INSTRUCTIONS TO FOLLOW. The entries below should be quoted exactly, with no pictures carried over.

RECORDS TO USE.
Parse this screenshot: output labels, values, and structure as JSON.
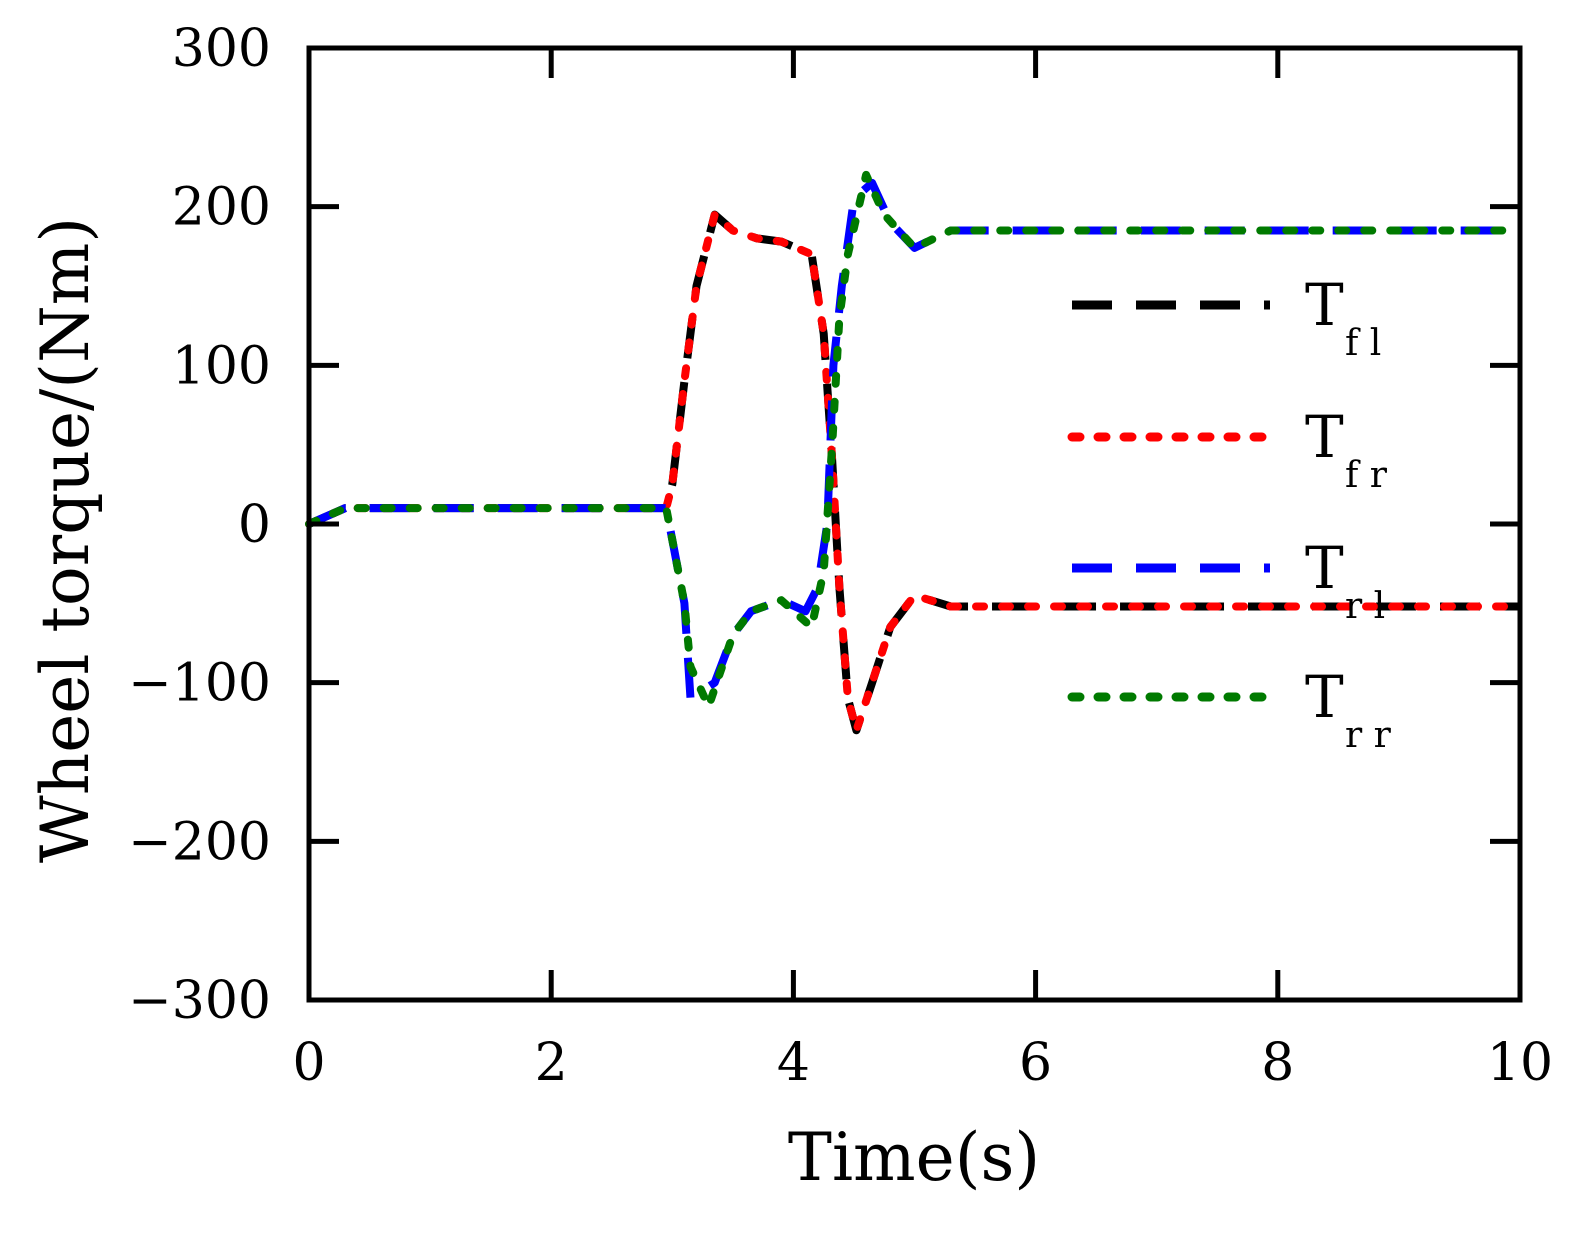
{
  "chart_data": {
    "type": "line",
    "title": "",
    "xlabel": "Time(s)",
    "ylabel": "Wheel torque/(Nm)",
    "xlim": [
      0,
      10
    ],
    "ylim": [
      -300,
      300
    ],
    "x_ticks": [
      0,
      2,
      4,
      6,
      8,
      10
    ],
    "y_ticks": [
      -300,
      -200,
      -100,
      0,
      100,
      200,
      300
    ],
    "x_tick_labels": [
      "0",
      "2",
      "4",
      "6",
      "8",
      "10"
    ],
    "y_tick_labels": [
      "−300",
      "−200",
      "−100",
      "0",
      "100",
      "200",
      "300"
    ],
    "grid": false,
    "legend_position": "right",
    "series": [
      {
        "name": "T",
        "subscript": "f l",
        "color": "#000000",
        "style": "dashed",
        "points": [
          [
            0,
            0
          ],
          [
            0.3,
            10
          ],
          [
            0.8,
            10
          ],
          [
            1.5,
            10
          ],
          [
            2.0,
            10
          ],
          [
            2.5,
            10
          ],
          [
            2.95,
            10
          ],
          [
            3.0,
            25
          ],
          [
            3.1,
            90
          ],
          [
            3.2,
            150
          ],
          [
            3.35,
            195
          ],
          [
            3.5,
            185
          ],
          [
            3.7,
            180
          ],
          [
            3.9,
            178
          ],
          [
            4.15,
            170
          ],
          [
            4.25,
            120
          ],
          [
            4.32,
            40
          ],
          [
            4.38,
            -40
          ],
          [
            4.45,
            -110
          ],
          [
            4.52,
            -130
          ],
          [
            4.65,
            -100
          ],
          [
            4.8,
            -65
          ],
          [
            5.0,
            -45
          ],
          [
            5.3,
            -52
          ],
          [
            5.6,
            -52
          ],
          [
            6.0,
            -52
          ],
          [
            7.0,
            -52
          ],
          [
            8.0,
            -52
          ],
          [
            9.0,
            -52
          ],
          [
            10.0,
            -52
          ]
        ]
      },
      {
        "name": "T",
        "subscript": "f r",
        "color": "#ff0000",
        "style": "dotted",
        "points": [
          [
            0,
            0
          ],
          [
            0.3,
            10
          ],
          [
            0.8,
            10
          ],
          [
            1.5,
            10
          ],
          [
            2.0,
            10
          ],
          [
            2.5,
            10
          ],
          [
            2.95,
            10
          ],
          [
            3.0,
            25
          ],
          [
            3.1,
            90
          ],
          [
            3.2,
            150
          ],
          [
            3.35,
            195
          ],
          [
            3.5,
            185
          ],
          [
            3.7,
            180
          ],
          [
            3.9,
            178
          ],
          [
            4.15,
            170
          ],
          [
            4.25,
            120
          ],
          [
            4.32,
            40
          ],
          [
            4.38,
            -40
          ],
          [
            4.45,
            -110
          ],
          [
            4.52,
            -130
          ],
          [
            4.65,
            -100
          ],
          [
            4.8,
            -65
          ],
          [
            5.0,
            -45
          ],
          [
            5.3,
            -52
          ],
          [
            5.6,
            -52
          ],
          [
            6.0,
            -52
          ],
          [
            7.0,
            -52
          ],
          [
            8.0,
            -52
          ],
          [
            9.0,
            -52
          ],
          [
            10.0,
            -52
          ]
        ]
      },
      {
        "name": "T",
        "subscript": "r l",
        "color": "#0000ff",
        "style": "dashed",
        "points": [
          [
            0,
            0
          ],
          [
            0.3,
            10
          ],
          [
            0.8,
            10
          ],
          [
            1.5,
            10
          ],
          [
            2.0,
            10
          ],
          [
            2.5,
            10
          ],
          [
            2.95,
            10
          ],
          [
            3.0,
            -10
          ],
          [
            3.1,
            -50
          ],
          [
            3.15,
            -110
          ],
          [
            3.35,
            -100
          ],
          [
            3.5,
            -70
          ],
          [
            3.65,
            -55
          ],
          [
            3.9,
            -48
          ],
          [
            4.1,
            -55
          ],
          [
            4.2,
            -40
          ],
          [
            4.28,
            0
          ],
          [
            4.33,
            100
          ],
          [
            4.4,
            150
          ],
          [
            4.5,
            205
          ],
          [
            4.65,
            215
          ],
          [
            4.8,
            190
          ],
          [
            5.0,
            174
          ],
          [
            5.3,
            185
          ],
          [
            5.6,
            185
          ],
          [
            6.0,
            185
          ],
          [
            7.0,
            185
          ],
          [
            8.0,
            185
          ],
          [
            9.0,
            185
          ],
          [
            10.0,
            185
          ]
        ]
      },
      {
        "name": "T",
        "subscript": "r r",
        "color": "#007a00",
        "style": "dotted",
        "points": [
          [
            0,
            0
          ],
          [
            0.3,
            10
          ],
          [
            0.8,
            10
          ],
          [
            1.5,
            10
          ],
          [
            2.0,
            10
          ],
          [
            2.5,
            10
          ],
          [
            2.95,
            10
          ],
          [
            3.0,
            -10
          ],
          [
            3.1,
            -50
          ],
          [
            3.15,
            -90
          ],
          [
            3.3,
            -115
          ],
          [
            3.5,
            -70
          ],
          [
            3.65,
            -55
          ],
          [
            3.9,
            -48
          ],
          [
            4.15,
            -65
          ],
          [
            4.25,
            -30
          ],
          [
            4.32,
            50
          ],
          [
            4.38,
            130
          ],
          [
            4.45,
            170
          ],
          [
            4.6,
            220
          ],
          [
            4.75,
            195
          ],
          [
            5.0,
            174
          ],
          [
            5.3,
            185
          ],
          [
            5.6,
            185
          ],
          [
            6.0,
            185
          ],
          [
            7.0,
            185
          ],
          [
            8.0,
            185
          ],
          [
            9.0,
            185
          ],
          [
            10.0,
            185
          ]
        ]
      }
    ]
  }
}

FINAL RESULT.
Parse this screenshot: output labels, values, and structure as JSON.
{
  "chart_data": {
    "type": "line",
    "title": "",
    "xlabel": "Time(s)",
    "ylabel": "Wheel torque/(Nm)",
    "xlim": [
      0,
      10
    ],
    "ylim": [
      -300,
      300
    ],
    "x_ticks": [
      0,
      2,
      4,
      6,
      8,
      10
    ],
    "y_ticks": [
      -300,
      -200,
      -100,
      0,
      100,
      200,
      300
    ],
    "x_tick_labels": [
      "0",
      "2",
      "4",
      "6",
      "8",
      "10"
    ],
    "y_tick_labels": [
      "−300",
      "−200",
      "−100",
      "0",
      "100",
      "200",
      "300"
    ],
    "grid": false,
    "legend_position": "right",
    "series": [
      {
        "name": "T",
        "subscript": "f l",
        "color": "#000000",
        "style": "dashed",
        "points": [
          [
            0,
            0
          ],
          [
            0.3,
            10
          ],
          [
            0.8,
            10
          ],
          [
            1.5,
            10
          ],
          [
            2.0,
            10
          ],
          [
            2.5,
            10
          ],
          [
            2.95,
            10
          ],
          [
            3.0,
            25
          ],
          [
            3.1,
            90
          ],
          [
            3.2,
            150
          ],
          [
            3.35,
            195
          ],
          [
            3.5,
            185
          ],
          [
            3.7,
            180
          ],
          [
            3.9,
            178
          ],
          [
            4.15,
            170
          ],
          [
            4.25,
            120
          ],
          [
            4.32,
            40
          ],
          [
            4.38,
            -40
          ],
          [
            4.45,
            -110
          ],
          [
            4.52,
            -130
          ],
          [
            4.65,
            -100
          ],
          [
            4.8,
            -65
          ],
          [
            5.0,
            -45
          ],
          [
            5.3,
            -52
          ],
          [
            5.6,
            -52
          ],
          [
            6.0,
            -52
          ],
          [
            7.0,
            -52
          ],
          [
            8.0,
            -52
          ],
          [
            9.0,
            -52
          ],
          [
            10.0,
            -52
          ]
        ]
      },
      {
        "name": "T",
        "subscript": "f r",
        "color": "#ff0000",
        "style": "dotted",
        "points": [
          [
            0,
            0
          ],
          [
            0.3,
            10
          ],
          [
            0.8,
            10
          ],
          [
            1.5,
            10
          ],
          [
            2.0,
            10
          ],
          [
            2.5,
            10
          ],
          [
            2.95,
            10
          ],
          [
            3.0,
            25
          ],
          [
            3.1,
            90
          ],
          [
            3.2,
            150
          ],
          [
            3.35,
            195
          ],
          [
            3.5,
            185
          ],
          [
            3.7,
            180
          ],
          [
            3.9,
            178
          ],
          [
            4.15,
            170
          ],
          [
            4.25,
            120
          ],
          [
            4.32,
            40
          ],
          [
            4.38,
            -40
          ],
          [
            4.45,
            -110
          ],
          [
            4.52,
            -130
          ],
          [
            4.65,
            -100
          ],
          [
            4.8,
            -65
          ],
          [
            5.0,
            -45
          ],
          [
            5.3,
            -52
          ],
          [
            5.6,
            -52
          ],
          [
            6.0,
            -52
          ],
          [
            7.0,
            -52
          ],
          [
            8.0,
            -52
          ],
          [
            9.0,
            -52
          ],
          [
            10.0,
            -52
          ]
        ]
      },
      {
        "name": "T",
        "subscript": "r l",
        "color": "#0000ff",
        "style": "dashed",
        "points": [
          [
            0,
            0
          ],
          [
            0.3,
            10
          ],
          [
            0.8,
            10
          ],
          [
            1.5,
            10
          ],
          [
            2.0,
            10
          ],
          [
            2.5,
            10
          ],
          [
            2.95,
            10
          ],
          [
            3.0,
            -10
          ],
          [
            3.1,
            -50
          ],
          [
            3.15,
            -110
          ],
          [
            3.35,
            -100
          ],
          [
            3.5,
            -70
          ],
          [
            3.65,
            -55
          ],
          [
            3.9,
            -48
          ],
          [
            4.1,
            -55
          ],
          [
            4.2,
            -40
          ],
          [
            4.28,
            0
          ],
          [
            4.33,
            100
          ],
          [
            4.4,
            150
          ],
          [
            4.5,
            205
          ],
          [
            4.65,
            215
          ],
          [
            4.8,
            190
          ],
          [
            5.0,
            174
          ],
          [
            5.3,
            185
          ],
          [
            5.6,
            185
          ],
          [
            6.0,
            185
          ],
          [
            7.0,
            185
          ],
          [
            8.0,
            185
          ],
          [
            9.0,
            185
          ],
          [
            10.0,
            185
          ]
        ]
      },
      {
        "name": "T",
        "subscript": "r r",
        "color": "#007a00",
        "style": "dotted",
        "points": [
          [
            0,
            0
          ],
          [
            0.3,
            10
          ],
          [
            0.8,
            10
          ],
          [
            1.5,
            10
          ],
          [
            2.0,
            10
          ],
          [
            2.5,
            10
          ],
          [
            2.95,
            10
          ],
          [
            3.0,
            -10
          ],
          [
            3.1,
            -50
          ],
          [
            3.15,
            -90
          ],
          [
            3.3,
            -115
          ],
          [
            3.5,
            -70
          ],
          [
            3.65,
            -55
          ],
          [
            3.9,
            -48
          ],
          [
            4.15,
            -65
          ],
          [
            4.25,
            -30
          ],
          [
            4.32,
            50
          ],
          [
            4.38,
            130
          ],
          [
            4.45,
            170
          ],
          [
            4.6,
            220
          ],
          [
            4.75,
            195
          ],
          [
            5.0,
            174
          ],
          [
            5.3,
            185
          ],
          [
            5.6,
            185
          ],
          [
            6.0,
            185
          ],
          [
            7.0,
            185
          ],
          [
            8.0,
            185
          ],
          [
            9.0,
            185
          ],
          [
            10.0,
            185
          ]
        ]
      }
    ]
  }
}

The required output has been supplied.